#### Stated exercise
Transcribe word for word the lines spanning the line with "Give me a plain-text" through the end of the records.

#### Supplied data
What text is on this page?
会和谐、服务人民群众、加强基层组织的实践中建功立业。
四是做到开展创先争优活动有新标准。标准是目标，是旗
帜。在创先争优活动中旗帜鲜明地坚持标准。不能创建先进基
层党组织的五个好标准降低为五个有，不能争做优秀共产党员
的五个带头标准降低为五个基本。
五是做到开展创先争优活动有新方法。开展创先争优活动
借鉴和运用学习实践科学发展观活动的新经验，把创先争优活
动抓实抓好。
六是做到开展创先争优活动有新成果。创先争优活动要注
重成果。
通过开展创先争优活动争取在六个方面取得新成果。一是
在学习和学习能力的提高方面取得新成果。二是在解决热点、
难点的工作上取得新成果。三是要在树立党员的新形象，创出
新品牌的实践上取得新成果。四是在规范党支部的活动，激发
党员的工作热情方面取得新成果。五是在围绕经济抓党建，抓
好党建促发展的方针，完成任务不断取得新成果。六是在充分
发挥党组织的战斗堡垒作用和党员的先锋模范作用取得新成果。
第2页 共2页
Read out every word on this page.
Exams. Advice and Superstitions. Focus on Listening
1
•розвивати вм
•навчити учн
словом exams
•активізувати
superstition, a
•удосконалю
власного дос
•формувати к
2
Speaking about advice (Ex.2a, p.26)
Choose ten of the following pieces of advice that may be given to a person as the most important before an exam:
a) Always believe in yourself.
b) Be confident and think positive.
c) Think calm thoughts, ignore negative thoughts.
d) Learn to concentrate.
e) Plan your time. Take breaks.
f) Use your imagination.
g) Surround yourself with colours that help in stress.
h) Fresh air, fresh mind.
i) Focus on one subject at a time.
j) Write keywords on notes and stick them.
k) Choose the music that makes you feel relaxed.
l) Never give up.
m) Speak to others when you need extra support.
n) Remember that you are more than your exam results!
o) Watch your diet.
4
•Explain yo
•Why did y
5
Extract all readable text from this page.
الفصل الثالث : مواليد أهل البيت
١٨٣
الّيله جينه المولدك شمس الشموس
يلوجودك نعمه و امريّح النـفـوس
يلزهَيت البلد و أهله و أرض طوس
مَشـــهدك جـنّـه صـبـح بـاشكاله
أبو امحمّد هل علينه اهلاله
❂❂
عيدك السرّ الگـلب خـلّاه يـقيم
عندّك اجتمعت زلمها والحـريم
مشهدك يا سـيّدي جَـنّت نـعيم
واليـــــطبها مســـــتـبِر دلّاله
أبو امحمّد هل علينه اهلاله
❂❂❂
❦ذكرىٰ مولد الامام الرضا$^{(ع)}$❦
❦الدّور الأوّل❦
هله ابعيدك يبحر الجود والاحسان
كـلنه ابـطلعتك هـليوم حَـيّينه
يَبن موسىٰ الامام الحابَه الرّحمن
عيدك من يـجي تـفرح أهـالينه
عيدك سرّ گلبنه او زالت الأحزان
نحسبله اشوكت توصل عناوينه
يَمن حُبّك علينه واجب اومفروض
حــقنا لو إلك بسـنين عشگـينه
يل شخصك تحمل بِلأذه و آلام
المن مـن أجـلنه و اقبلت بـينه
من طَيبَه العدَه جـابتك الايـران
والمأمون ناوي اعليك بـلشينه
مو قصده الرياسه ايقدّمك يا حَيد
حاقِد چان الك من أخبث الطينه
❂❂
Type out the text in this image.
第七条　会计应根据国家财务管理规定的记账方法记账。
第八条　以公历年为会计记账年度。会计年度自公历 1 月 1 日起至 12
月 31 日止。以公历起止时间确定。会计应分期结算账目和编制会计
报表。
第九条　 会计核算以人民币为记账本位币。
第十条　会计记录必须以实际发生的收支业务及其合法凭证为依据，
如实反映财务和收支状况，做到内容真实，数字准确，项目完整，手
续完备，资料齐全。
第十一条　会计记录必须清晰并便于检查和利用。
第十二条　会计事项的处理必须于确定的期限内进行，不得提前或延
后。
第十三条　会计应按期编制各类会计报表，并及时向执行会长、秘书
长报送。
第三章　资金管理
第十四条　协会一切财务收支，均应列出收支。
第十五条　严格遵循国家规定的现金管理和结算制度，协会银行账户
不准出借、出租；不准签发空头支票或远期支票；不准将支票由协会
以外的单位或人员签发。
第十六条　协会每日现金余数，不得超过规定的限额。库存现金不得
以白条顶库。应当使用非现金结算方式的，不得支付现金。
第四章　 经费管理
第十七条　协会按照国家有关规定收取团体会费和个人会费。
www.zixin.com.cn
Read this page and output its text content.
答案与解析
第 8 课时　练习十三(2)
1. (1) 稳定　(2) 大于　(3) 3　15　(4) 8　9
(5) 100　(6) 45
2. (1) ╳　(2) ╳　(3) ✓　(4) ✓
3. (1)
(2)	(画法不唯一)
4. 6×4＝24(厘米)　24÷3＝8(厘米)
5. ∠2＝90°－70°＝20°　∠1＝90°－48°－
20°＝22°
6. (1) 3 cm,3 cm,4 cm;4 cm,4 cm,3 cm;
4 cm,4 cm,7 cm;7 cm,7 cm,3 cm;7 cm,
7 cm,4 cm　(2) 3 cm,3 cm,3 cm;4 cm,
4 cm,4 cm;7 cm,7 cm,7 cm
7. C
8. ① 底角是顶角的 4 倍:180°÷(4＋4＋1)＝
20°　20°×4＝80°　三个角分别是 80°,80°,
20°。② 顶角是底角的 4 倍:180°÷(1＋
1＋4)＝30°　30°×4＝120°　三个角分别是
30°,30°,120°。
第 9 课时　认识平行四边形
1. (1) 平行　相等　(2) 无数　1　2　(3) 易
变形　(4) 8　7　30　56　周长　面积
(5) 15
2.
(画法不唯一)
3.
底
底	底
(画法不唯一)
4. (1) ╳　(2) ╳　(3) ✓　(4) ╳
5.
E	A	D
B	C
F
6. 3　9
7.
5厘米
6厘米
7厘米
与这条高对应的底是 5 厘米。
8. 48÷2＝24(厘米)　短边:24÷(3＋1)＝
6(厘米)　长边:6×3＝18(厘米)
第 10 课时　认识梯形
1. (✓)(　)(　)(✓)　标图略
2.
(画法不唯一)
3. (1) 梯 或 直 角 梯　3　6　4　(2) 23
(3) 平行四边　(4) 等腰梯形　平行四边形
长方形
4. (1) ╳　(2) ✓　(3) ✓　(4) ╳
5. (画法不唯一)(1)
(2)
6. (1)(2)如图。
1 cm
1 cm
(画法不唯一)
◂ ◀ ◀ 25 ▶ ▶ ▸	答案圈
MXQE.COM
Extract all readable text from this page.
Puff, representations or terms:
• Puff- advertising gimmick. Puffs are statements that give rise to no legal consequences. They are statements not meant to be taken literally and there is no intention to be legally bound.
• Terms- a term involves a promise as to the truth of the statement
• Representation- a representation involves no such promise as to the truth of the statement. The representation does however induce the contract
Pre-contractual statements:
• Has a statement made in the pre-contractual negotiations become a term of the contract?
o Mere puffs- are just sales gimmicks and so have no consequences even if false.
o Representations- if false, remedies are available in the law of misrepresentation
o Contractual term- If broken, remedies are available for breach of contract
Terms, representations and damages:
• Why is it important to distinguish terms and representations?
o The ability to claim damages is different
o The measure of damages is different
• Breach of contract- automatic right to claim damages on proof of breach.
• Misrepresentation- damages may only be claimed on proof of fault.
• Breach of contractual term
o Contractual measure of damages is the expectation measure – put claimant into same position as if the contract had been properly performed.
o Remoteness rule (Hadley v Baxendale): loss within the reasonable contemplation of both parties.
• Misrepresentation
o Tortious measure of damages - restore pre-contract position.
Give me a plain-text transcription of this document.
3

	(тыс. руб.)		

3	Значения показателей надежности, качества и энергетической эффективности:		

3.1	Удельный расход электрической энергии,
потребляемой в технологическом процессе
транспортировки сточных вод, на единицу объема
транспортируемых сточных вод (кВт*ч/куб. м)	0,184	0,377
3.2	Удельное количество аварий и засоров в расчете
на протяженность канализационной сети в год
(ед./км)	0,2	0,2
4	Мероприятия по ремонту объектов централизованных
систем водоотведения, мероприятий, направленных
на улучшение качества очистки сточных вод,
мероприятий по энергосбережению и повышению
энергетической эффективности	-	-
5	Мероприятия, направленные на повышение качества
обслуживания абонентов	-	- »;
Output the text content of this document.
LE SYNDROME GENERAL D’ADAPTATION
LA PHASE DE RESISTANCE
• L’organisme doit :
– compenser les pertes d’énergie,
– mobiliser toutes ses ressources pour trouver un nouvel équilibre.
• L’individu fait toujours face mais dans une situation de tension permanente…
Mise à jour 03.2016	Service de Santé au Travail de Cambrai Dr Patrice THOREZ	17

#### Response
Give me a plain-text transcription of this document.
3

	(тыс. руб.)		

3	Значения показателей надежности, качества и энергетической эффективности:		

3.1	Удельный расход электрической энергии,
потребляемой в технологическом процессе
транспортировки сточных вод, на единицу объема
транспортируемых сточных вод (кВт*ч/куб. м)	0,184	0,377
3.2	Удельное количество аварий и засоров в расчете
на протяженность канализационной сети в год
(ед./км)	0,2	0,2
4	Мероприятия по ремонту объектов централизованных
систем водоотведения, мероприятий, направленных
на улучшение качества очистки сточных вод,
мероприятий по энергосбережению и повышению
энергетической эффективности	-	-
5	Мероприятия, направленные на повышение качества
обслуживания абонентов	-	- »;
Output the text content of this document.
LE SYNDROME GENERAL D’ADAPTATION
LA PHASE DE RESISTANCE
• L’organisme doit :
– compenser les pertes d’énergie,
– mobiliser toutes ses ressources pour trouver un nouvel équilibre.
• L’individu fait toujours face mais dans une situation de tension permanente…
Mise à jour 03.2016	Service de Santé au Travail de Cambrai Dr Patrice THOREZ	17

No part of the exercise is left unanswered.